● **Stored records**
━━━━━━━━━━━━━━━━━━━━

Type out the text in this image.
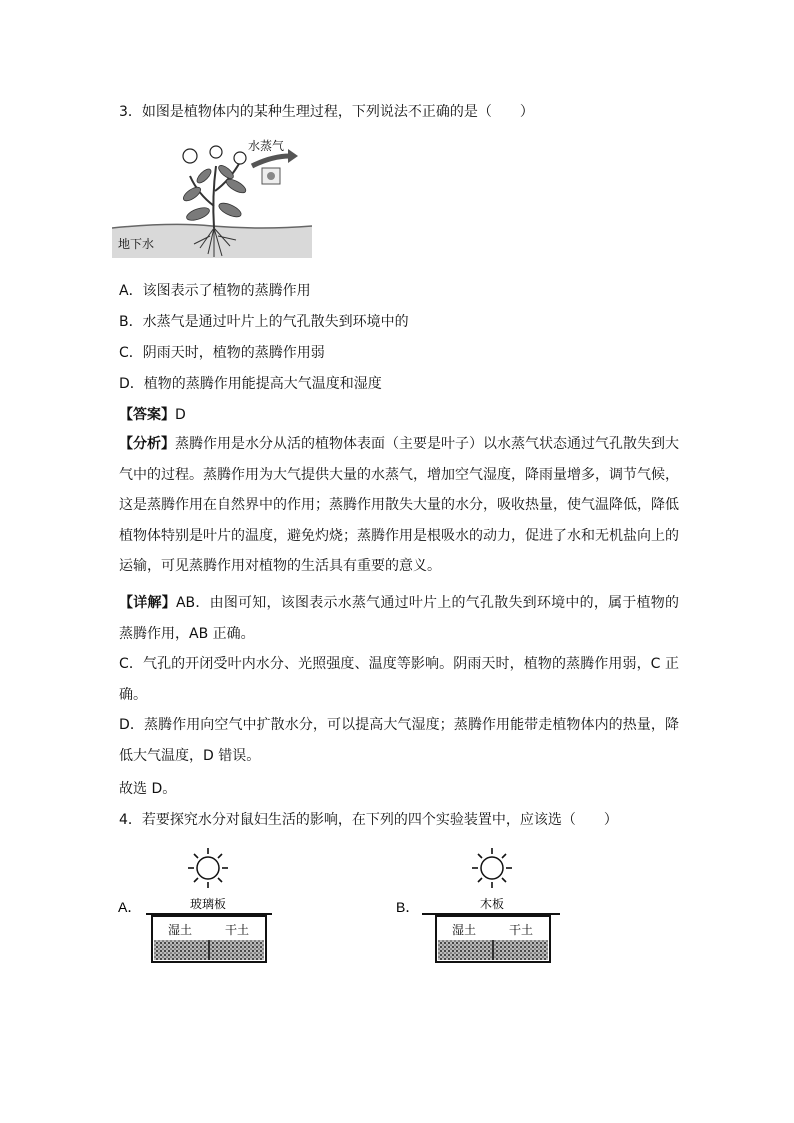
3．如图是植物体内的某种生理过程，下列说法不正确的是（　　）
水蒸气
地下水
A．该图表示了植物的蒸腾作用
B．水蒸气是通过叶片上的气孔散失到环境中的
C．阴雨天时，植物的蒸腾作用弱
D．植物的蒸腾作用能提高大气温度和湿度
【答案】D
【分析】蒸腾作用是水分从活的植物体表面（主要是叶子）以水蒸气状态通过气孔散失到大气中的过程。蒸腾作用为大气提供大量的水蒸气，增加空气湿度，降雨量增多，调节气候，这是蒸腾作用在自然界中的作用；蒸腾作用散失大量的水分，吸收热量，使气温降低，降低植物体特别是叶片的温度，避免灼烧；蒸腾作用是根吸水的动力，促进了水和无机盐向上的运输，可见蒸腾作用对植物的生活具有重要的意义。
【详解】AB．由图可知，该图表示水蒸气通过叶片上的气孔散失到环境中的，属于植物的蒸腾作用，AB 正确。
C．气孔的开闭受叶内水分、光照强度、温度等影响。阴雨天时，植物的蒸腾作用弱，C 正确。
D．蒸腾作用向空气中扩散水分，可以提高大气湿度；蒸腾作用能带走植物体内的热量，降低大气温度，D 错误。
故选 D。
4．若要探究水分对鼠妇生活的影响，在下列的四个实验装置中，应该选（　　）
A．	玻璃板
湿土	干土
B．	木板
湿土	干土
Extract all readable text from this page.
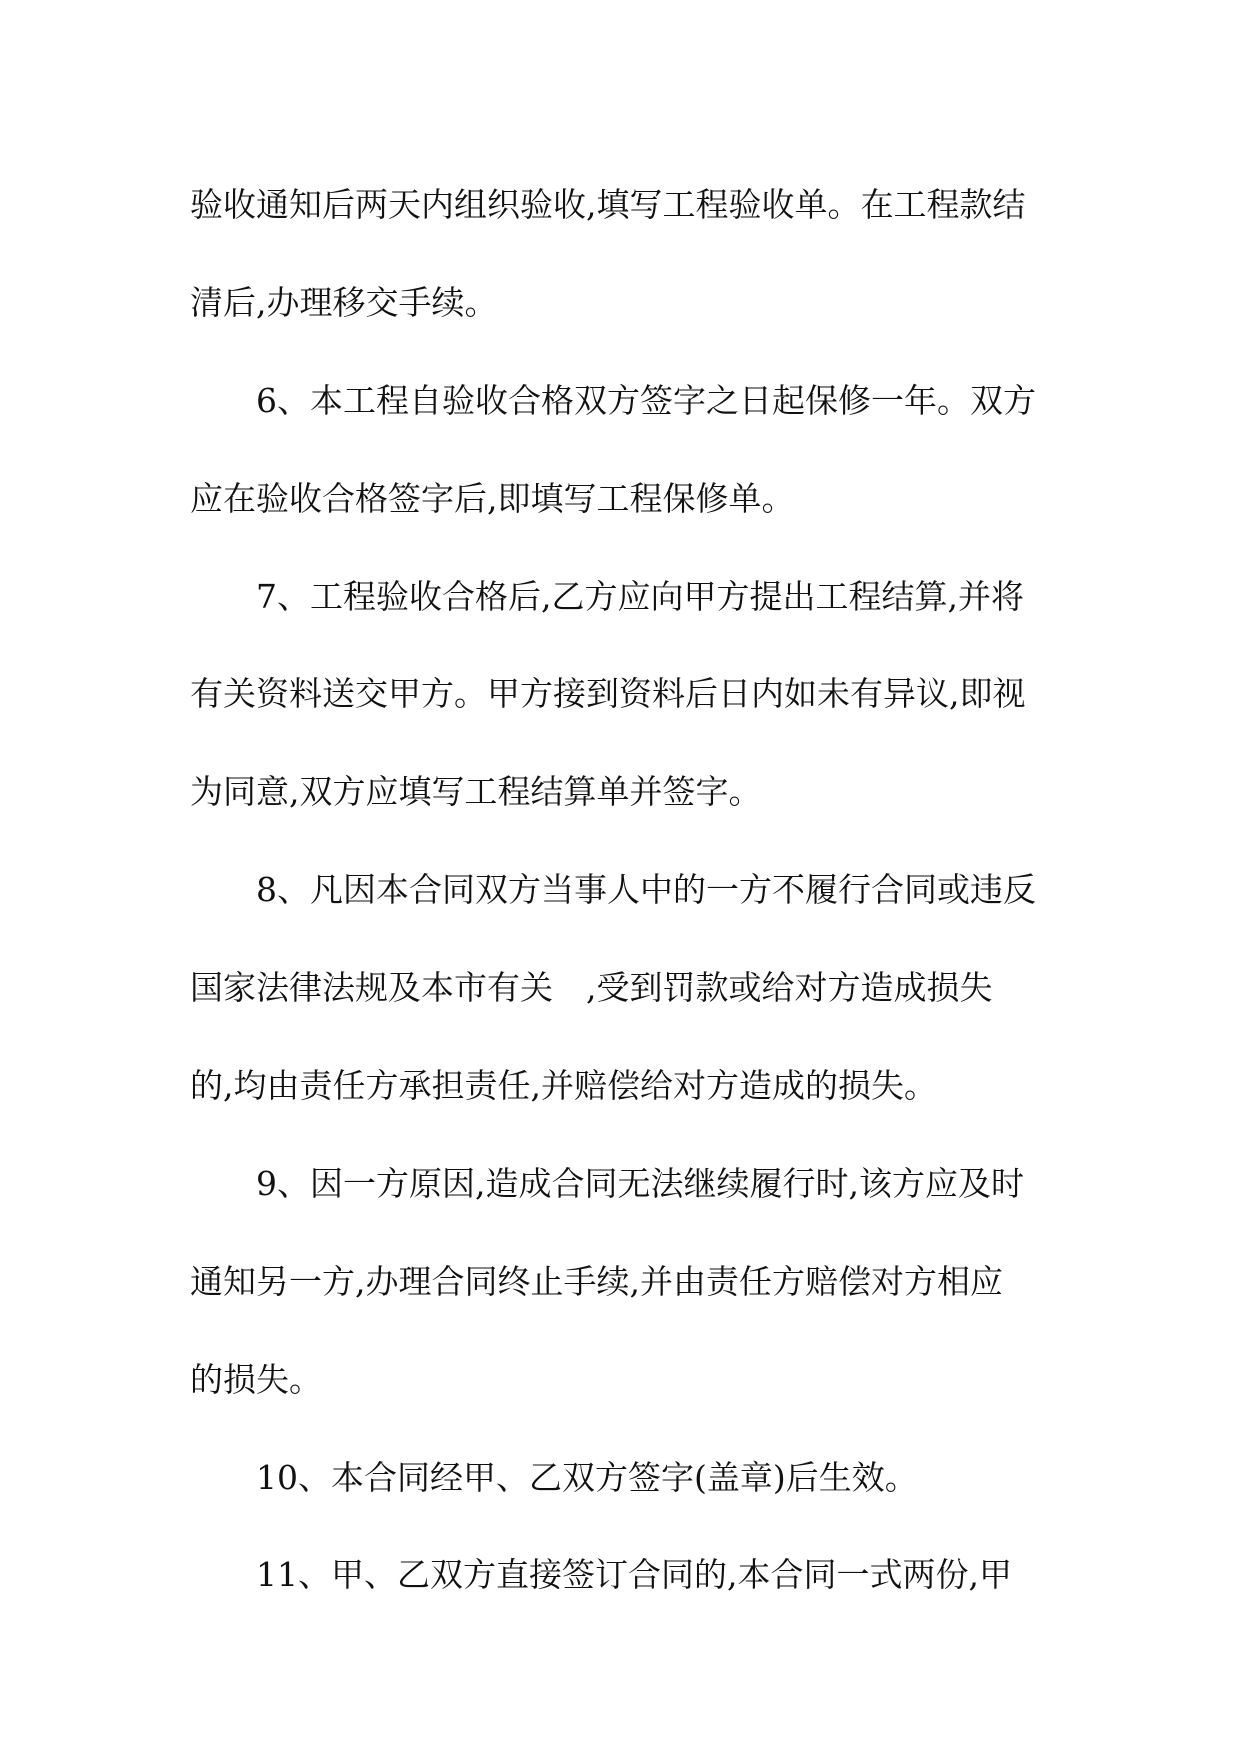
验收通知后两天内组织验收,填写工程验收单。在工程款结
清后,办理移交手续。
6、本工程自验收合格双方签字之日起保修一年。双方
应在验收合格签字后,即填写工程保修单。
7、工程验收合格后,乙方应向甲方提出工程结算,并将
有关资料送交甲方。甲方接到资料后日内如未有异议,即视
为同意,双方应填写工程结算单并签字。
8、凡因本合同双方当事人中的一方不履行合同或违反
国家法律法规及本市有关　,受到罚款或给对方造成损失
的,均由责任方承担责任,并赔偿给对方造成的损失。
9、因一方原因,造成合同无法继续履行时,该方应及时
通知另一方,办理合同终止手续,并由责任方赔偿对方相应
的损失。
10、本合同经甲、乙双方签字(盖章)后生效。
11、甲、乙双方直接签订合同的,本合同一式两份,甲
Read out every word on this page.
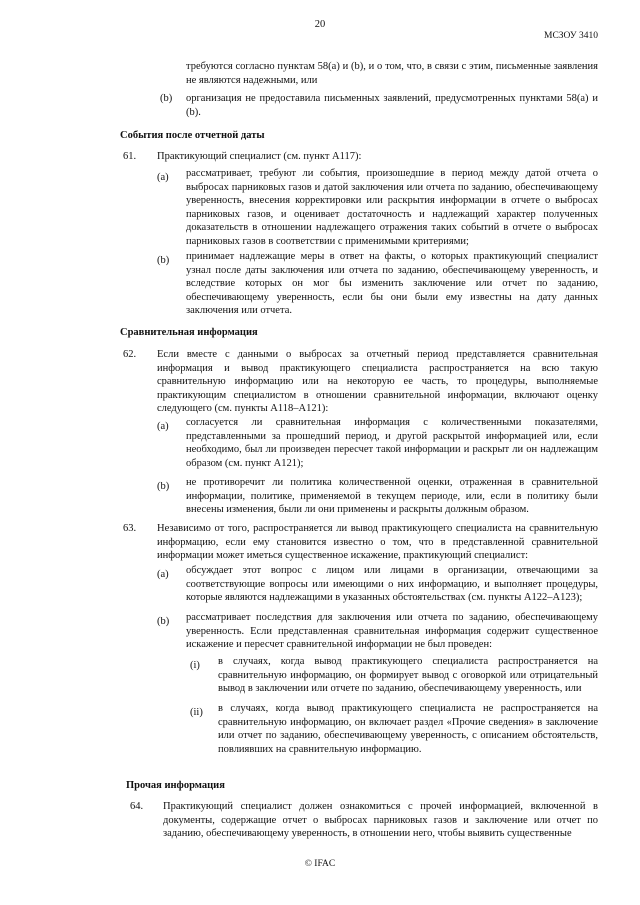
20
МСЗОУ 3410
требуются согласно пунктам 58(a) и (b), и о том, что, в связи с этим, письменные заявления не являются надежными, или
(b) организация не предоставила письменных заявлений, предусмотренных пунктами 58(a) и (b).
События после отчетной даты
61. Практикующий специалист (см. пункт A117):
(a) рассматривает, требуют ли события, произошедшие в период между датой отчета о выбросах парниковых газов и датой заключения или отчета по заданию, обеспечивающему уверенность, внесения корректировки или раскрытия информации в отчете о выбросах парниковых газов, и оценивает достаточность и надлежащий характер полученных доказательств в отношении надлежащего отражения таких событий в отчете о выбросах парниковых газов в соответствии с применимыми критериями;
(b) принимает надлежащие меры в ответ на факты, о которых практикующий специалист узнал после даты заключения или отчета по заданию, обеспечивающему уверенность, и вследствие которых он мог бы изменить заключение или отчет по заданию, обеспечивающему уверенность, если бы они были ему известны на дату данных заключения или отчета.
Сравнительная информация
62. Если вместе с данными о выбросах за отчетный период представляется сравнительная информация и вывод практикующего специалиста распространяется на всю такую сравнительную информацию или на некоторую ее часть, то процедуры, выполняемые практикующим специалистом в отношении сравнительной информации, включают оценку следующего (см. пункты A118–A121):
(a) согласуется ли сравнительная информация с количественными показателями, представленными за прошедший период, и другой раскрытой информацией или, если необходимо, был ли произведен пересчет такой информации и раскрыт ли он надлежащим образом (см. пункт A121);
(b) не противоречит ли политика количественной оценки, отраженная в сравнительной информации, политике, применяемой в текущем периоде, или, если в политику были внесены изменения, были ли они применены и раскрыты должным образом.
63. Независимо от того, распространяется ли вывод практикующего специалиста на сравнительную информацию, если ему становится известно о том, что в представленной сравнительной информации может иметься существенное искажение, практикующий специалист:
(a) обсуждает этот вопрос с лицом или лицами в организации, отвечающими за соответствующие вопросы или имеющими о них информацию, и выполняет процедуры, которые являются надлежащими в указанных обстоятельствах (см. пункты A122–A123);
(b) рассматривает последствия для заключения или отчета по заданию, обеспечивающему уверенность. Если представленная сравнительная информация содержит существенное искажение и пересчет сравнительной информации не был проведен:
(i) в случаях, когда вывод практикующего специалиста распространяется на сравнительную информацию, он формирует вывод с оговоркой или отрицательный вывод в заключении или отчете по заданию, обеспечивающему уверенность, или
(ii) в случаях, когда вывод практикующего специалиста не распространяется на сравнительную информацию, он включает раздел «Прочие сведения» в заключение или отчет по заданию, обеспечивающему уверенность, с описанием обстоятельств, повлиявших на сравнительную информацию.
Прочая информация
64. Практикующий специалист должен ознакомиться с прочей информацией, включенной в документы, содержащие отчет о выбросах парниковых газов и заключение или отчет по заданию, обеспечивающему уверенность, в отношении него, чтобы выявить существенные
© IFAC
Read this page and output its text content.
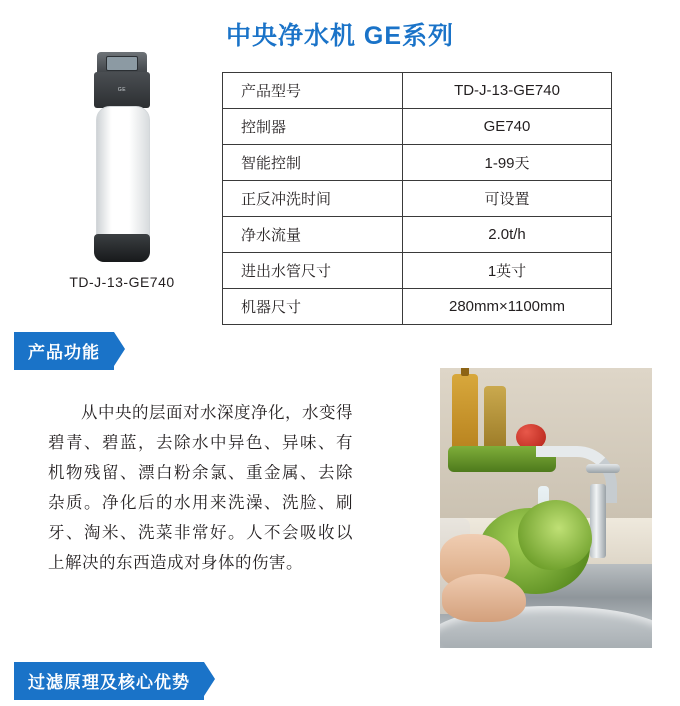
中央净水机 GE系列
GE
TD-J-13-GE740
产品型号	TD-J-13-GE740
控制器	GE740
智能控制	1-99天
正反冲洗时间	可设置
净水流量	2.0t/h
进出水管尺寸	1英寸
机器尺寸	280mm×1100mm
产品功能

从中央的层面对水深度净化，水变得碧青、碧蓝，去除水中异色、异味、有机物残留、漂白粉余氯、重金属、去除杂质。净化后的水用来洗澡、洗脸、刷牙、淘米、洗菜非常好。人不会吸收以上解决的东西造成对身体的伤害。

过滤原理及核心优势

━━━━━━━━━━━━━━━━━━━━

● **Set task**
In the records above, tally the lines where the word "this" appears, and give the number and nothing else.

● **Task result**
4